:: EXERCISE INPUT ::
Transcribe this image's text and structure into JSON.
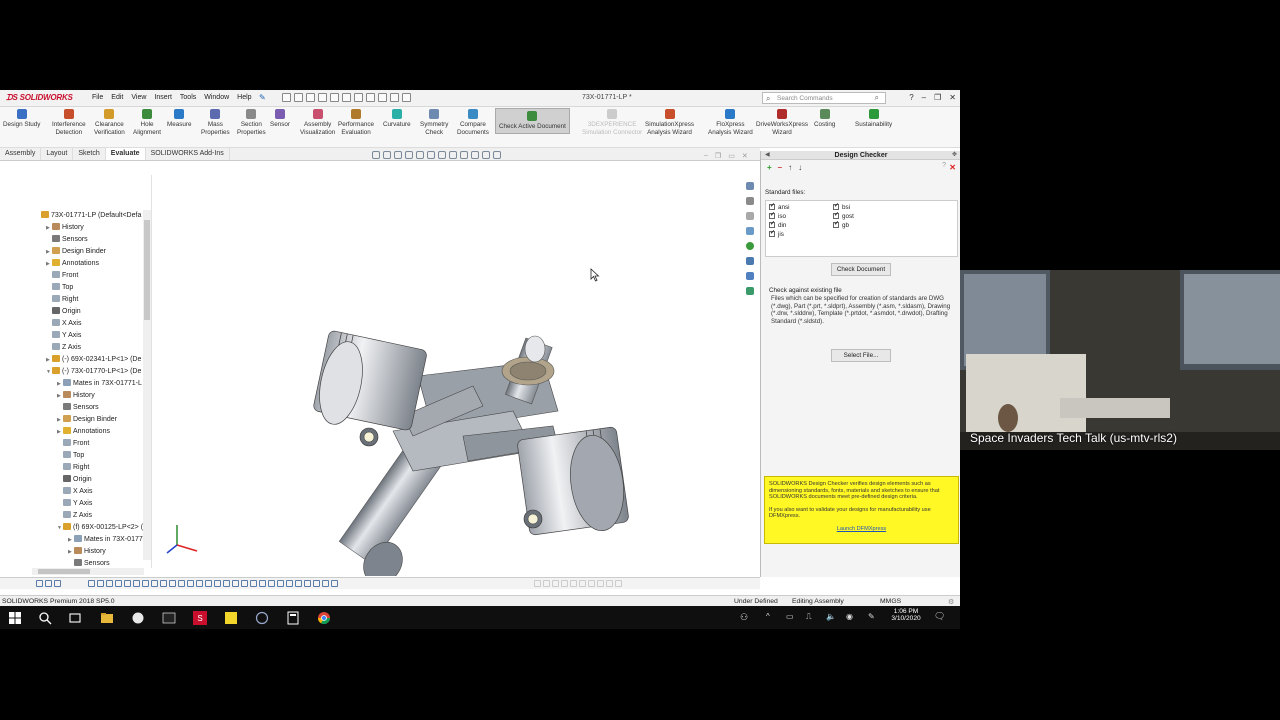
{
  "app": {
    "logo_text": "SOLIDWORKS",
    "menu": [
      "File",
      "Edit",
      "View",
      "Insert",
      "Tools",
      "Window",
      "Help"
    ],
    "doc_title": "73X-01771-LP *",
    "search_placeholder": "Search Commands"
  },
  "commands": [
    {
      "label": "Design Study",
      "color": "#3a6fc4"
    },
    {
      "label": "Interference\nDetection",
      "color": "#c84f2b"
    },
    {
      "label": "Clearance\nVerification",
      "color": "#d29b2a"
    },
    {
      "label": "Hole\nAlignment",
      "color": "#3d8c3d"
    },
    {
      "label": "Measure",
      "color": "#2b7ac8"
    },
    {
      "label": "Mass\nProperties",
      "color": "#5c6bb0"
    },
    {
      "label": "Section\nProperties",
      "color": "#8a8a8a"
    },
    {
      "label": "Sensor",
      "color": "#7a5cb0"
    },
    {
      "label": "Assembly\nVisualization",
      "color": "#c84f6d"
    },
    {
      "label": "Performance\nEvaluation",
      "color": "#b07a2b"
    },
    {
      "label": "Curvature",
      "color": "#2bb0a8"
    },
    {
      "label": "Symmetry\nCheck",
      "color": "#6d8ab0"
    },
    {
      "label": "Compare\nDocuments",
      "color": "#3a8ac4"
    },
    {
      "label": "Check Active Document",
      "color": "#3d8c3d"
    },
    {
      "label": "3DEXPERIENCE\nSimulation Connector",
      "color": "#cccccc"
    },
    {
      "label": "SimulationXpress\nAnalysis Wizard",
      "color": "#c84f2b"
    },
    {
      "label": "FloXpress\nAnalysis Wizard",
      "color": "#2b7ac8"
    },
    {
      "label": "DriveWorksXpress\nWizard",
      "color": "#b02b2b"
    },
    {
      "label": "Costing",
      "color": "#5a8a5a"
    },
    {
      "label": "Sustainability",
      "color": "#2b9a3a"
    }
  ],
  "tabs": [
    "Assembly",
    "Layout",
    "Sketch",
    "Evaluate",
    "SOLIDWORKS Add-Ins"
  ],
  "active_tab": "Evaluate",
  "tree": [
    {
      "label": "73X-01771-LP  (Default<Defa",
      "indent": 0,
      "icon": "#d9a02b",
      "tri": ""
    },
    {
      "label": "History",
      "indent": 1,
      "icon": "#b98b5a",
      "tri": "▶"
    },
    {
      "label": "Sensors",
      "indent": 1,
      "icon": "#7a7a7a",
      "tri": ""
    },
    {
      "label": "Design Binder",
      "indent": 1,
      "icon": "#d0a050",
      "tri": "▶"
    },
    {
      "label": "Annotations",
      "indent": 1,
      "icon": "#e0b030",
      "tri": "▶"
    },
    {
      "label": "Front",
      "indent": 1,
      "icon": "#9aa8b8",
      "tri": ""
    },
    {
      "label": "Top",
      "indent": 1,
      "icon": "#9aa8b8",
      "tri": ""
    },
    {
      "label": "Right",
      "indent": 1,
      "icon": "#9aa8b8",
      "tri": ""
    },
    {
      "label": "Origin",
      "indent": 1,
      "icon": "#666666",
      "tri": ""
    },
    {
      "label": "X Axis",
      "indent": 1,
      "icon": "#9aa8b8",
      "tri": ""
    },
    {
      "label": "Y Axis",
      "indent": 1,
      "icon": "#9aa8b8",
      "tri": ""
    },
    {
      "label": "Z Axis",
      "indent": 1,
      "icon": "#9aa8b8",
      "tri": ""
    },
    {
      "label": "(-) 69X-02341-LP<1> (De",
      "indent": 1,
      "icon": "#d9a02b",
      "tri": "▶"
    },
    {
      "label": "(-) 73X-01770-LP<1> (De",
      "indent": 1,
      "icon": "#d9a02b",
      "tri": "▼"
    },
    {
      "label": "Mates in 73X-01771-L",
      "indent": 2,
      "icon": "#8ca0b8",
      "tri": "▶"
    },
    {
      "label": "History",
      "indent": 2,
      "icon": "#b98b5a",
      "tri": "▶"
    },
    {
      "label": "Sensors",
      "indent": 2,
      "icon": "#7a7a7a",
      "tri": ""
    },
    {
      "label": "Design Binder",
      "indent": 2,
      "icon": "#d0a050",
      "tri": "▶"
    },
    {
      "label": "Annotations",
      "indent": 2,
      "icon": "#e0b030",
      "tri": "▶"
    },
    {
      "label": "Front",
      "indent": 2,
      "icon": "#9aa8b8",
      "tri": ""
    },
    {
      "label": "Top",
      "indent": 2,
      "icon": "#9aa8b8",
      "tri": ""
    },
    {
      "label": "Right",
      "indent": 2,
      "icon": "#9aa8b8",
      "tri": ""
    },
    {
      "label": "Origin",
      "indent": 2,
      "icon": "#666666",
      "tri": ""
    },
    {
      "label": "X Axis",
      "indent": 2,
      "icon": "#9aa8b8",
      "tri": ""
    },
    {
      "label": "Y Axis",
      "indent": 2,
      "icon": "#9aa8b8",
      "tri": ""
    },
    {
      "label": "Z Axis",
      "indent": 2,
      "icon": "#9aa8b8",
      "tri": ""
    },
    {
      "label": "(f) 69X-00125-LP<2> (",
      "indent": 2,
      "icon": "#d9a02b",
      "tri": "▼"
    },
    {
      "label": "Mates in 73X-0177",
      "indent": 3,
      "icon": "#8ca0b8",
      "tri": "▶"
    },
    {
      "label": "History",
      "indent": 3,
      "icon": "#b98b5a",
      "tri": "▶"
    },
    {
      "label": "Sensors",
      "indent": 3,
      "icon": "#7a7a7a",
      "tri": ""
    }
  ],
  "design_checker": {
    "title": "Design Checker",
    "standard_files_label": "Standard files:",
    "standards_col1": [
      "ansi",
      "iso",
      "din",
      "jis"
    ],
    "standards_col2": [
      "bsi",
      "gost",
      "gb"
    ],
    "check_document_button": "Check Document",
    "check_existing_label": "Check against existing file",
    "check_existing_desc": "Files which can be specified for creation of standards are DWG (*.dwg), Part (*.prt, *.sldprt), Assembly (*.asm, *.sldasm), Drawing (*.drw, *.slddrw), Template (*.prtdot, *.asmdot, *.drwdot), Drafting Standard (*.sldstd).",
    "select_file_button": "Select File...",
    "info_text_1": "SOLIDWORKS Design Checker verifies design elements such as dimensioning standards, fonts, materials and sketches to ensure that SOLIDWORKS documents meet pre-defined design criteria.",
    "info_text_2": "If you also want to validate your designs for manufacturability use DFMXpress.",
    "info_link": "Launch DFMXpress"
  },
  "status": {
    "version": "SOLIDWORKS Premium 2018 SP5.0",
    "state": "Under Defined",
    "mode": "Editing Assembly",
    "units": "MMGS"
  },
  "taskbar": {
    "time": "1:06 PM",
    "date": "3/10/2020"
  },
  "video": {
    "caption": "Space Invaders Tech Talk (us-mtv-rls2)"
  }
}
:::
> DIRECTION
Word for word, quote the full listing, omitting every picture.

> WORKED ANSWER
Transcribe this image's text and structure into JSON.
{
  "app": {
    "logo_text": "SOLIDWORKS",
    "menu": [
      "File",
      "Edit",
      "View",
      "Insert",
      "Tools",
      "Window",
      "Help"
    ],
    "doc_title": "73X-01771-LP *",
    "search_placeholder": "Search Commands"
  },
  "commands": [
    {
      "label": "Design Study",
      "color": "#3a6fc4"
    },
    {
      "label": "Interference\nDetection",
      "color": "#c84f2b"
    },
    {
      "label": "Clearance\nVerification",
      "color": "#d29b2a"
    },
    {
      "label": "Hole\nAlignment",
      "color": "#3d8c3d"
    },
    {
      "label": "Measure",
      "color": "#2b7ac8"
    },
    {
      "label": "Mass\nProperties",
      "color": "#5c6bb0"
    },
    {
      "label": "Section\nProperties",
      "color": "#8a8a8a"
    },
    {
      "label": "Sensor",
      "color": "#7a5cb0"
    },
    {
      "label": "Assembly\nVisualization",
      "color": "#c84f6d"
    },
    {
      "label": "Performance\nEvaluation",
      "color": "#b07a2b"
    },
    {
      "label": "Curvature",
      "color": "#2bb0a8"
    },
    {
      "label": "Symmetry\nCheck",
      "color": "#6d8ab0"
    },
    {
      "label": "Compare\nDocuments",
      "color": "#3a8ac4"
    },
    {
      "label": "Check Active Document",
      "color": "#3d8c3d"
    },
    {
      "label": "3DEXPERIENCE\nSimulation Connector",
      "color": "#cccccc"
    },
    {
      "label": "SimulationXpress\nAnalysis Wizard",
      "color": "#c84f2b"
    },
    {
      "label": "FloXpress\nAnalysis Wizard",
      "color": "#2b7ac8"
    },
    {
      "label": "DriveWorksXpress\nWizard",
      "color": "#b02b2b"
    },
    {
      "label": "Costing",
      "color": "#5a8a5a"
    },
    {
      "label": "Sustainability",
      "color": "#2b9a3a"
    }
  ],
  "tabs": [
    "Assembly",
    "Layout",
    "Sketch",
    "Evaluate",
    "SOLIDWORKS Add-Ins"
  ],
  "active_tab": "Evaluate",
  "tree": [
    {
      "label": "73X-01771-LP  (Default<Defa",
      "indent": 0,
      "icon": "#d9a02b",
      "tri": ""
    },
    {
      "label": "History",
      "indent": 1,
      "icon": "#b98b5a",
      "tri": "▶"
    },
    {
      "label": "Sensors",
      "indent": 1,
      "icon": "#7a7a7a",
      "tri": ""
    },
    {
      "label": "Design Binder",
      "indent": 1,
      "icon": "#d0a050",
      "tri": "▶"
    },
    {
      "label": "Annotations",
      "indent": 1,
      "icon": "#e0b030",
      "tri": "▶"
    },
    {
      "label": "Front",
      "indent": 1,
      "icon": "#9aa8b8",
      "tri": ""
    },
    {
      "label": "Top",
      "indent": 1,
      "icon": "#9aa8b8",
      "tri": ""
    },
    {
      "label": "Right",
      "indent": 1,
      "icon": "#9aa8b8",
      "tri": ""
    },
    {
      "label": "Origin",
      "indent": 1,
      "icon": "#666666",
      "tri": ""
    },
    {
      "label": "X Axis",
      "indent": 1,
      "icon": "#9aa8b8",
      "tri": ""
    },
    {
      "label": "Y Axis",
      "indent": 1,
      "icon": "#9aa8b8",
      "tri": ""
    },
    {
      "label": "Z Axis",
      "indent": 1,
      "icon": "#9aa8b8",
      "tri": ""
    },
    {
      "label": "(-) 69X-02341-LP<1> (De",
      "indent": 1,
      "icon": "#d9a02b",
      "tri": "▶"
    },
    {
      "label": "(-) 73X-01770-LP<1> (De",
      "indent": 1,
      "icon": "#d9a02b",
      "tri": "▼"
    },
    {
      "label": "Mates in 73X-01771-L",
      "indent": 2,
      "icon": "#8ca0b8",
      "tri": "▶"
    },
    {
      "label": "History",
      "indent": 2,
      "icon": "#b98b5a",
      "tri": "▶"
    },
    {
      "label": "Sensors",
      "indent": 2,
      "icon": "#7a7a7a",
      "tri": ""
    },
    {
      "label": "Design Binder",
      "indent": 2,
      "icon": "#d0a050",
      "tri": "▶"
    },
    {
      "label": "Annotations",
      "indent": 2,
      "icon": "#e0b030",
      "tri": "▶"
    },
    {
      "label": "Front",
      "indent": 2,
      "icon": "#9aa8b8",
      "tri": ""
    },
    {
      "label": "Top",
      "indent": 2,
      "icon": "#9aa8b8",
      "tri": ""
    },
    {
      "label": "Right",
      "indent": 2,
      "icon": "#9aa8b8",
      "tri": ""
    },
    {
      "label": "Origin",
      "indent": 2,
      "icon": "#666666",
      "tri": ""
    },
    {
      "label": "X Axis",
      "indent": 2,
      "icon": "#9aa8b8",
      "tri": ""
    },
    {
      "label": "Y Axis",
      "indent": 2,
      "icon": "#9aa8b8",
      "tri": ""
    },
    {
      "label": "Z Axis",
      "indent": 2,
      "icon": "#9aa8b8",
      "tri": ""
    },
    {
      "label": "(f) 69X-00125-LP<2> (",
      "indent": 2,
      "icon": "#d9a02b",
      "tri": "▼"
    },
    {
      "label": "Mates in 73X-0177",
      "indent": 3,
      "icon": "#8ca0b8",
      "tri": "▶"
    },
    {
      "label": "History",
      "indent": 3,
      "icon": "#b98b5a",
      "tri": "▶"
    },
    {
      "label": "Sensors",
      "indent": 3,
      "icon": "#7a7a7a",
      "tri": ""
    }
  ],
  "design_checker": {
    "title": "Design Checker",
    "standard_files_label": "Standard files:",
    "standards_col1": [
      "ansi",
      "iso",
      "din",
      "jis"
    ],
    "standards_col2": [
      "bsi",
      "gost",
      "gb"
    ],
    "check_document_button": "Check Document",
    "check_existing_label": "Check against existing file",
    "check_existing_desc": "Files which can be specified for creation of standards are DWG (*.dwg), Part (*.prt, *.sldprt), Assembly (*.asm, *.sldasm), Drawing (*.drw, *.slddrw), Template (*.prtdot, *.asmdot, *.drwdot), Drafting Standard (*.sldstd).",
    "select_file_button": "Select File...",
    "info_text_1": "SOLIDWORKS Design Checker verifies design elements such as dimensioning standards, fonts, materials and sketches to ensure that SOLIDWORKS documents meet pre-defined design criteria.",
    "info_text_2": "If you also want to validate your designs for manufacturability use DFMXpress.",
    "info_link": "Launch DFMXpress"
  },
  "status": {
    "version": "SOLIDWORKS Premium 2018 SP5.0",
    "state": "Under Defined",
    "mode": "Editing Assembly",
    "units": "MMGS"
  },
  "taskbar": {
    "time": "1:06 PM",
    "date": "3/10/2020"
  },
  "video": {
    "caption": "Space Invaders Tech Talk (us-mtv-rls2)"
  }
}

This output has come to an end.